**Exercise task**
From the listing below, copy every line with the word "details".

**Data listing**
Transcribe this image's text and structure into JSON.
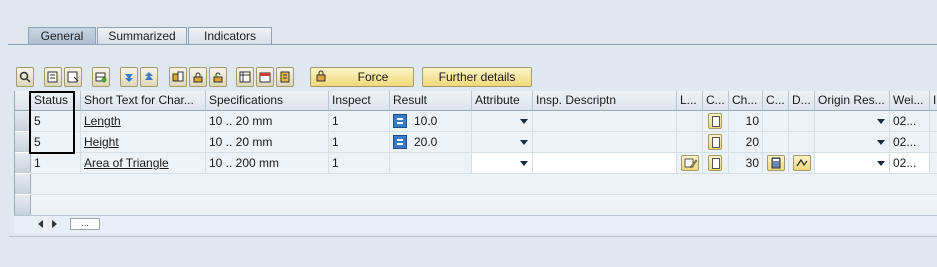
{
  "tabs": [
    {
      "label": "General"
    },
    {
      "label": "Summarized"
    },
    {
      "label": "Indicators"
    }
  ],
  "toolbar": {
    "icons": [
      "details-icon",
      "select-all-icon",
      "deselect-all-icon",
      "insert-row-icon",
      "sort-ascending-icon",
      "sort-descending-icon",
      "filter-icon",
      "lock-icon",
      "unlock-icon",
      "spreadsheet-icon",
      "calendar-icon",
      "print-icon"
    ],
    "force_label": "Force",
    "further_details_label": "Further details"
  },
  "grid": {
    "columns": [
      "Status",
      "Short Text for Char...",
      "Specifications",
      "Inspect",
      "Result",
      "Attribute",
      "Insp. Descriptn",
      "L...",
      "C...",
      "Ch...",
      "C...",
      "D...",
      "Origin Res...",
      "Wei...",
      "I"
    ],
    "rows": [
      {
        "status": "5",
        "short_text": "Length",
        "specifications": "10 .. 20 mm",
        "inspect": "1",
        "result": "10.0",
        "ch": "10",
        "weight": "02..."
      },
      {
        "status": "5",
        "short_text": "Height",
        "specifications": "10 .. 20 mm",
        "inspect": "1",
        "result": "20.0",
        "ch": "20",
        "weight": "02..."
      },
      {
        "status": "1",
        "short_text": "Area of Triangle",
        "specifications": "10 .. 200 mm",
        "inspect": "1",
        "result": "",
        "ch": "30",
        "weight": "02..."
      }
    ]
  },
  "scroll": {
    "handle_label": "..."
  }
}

**Task answer**
      "details-icon",
    "further_details_label": "Further details"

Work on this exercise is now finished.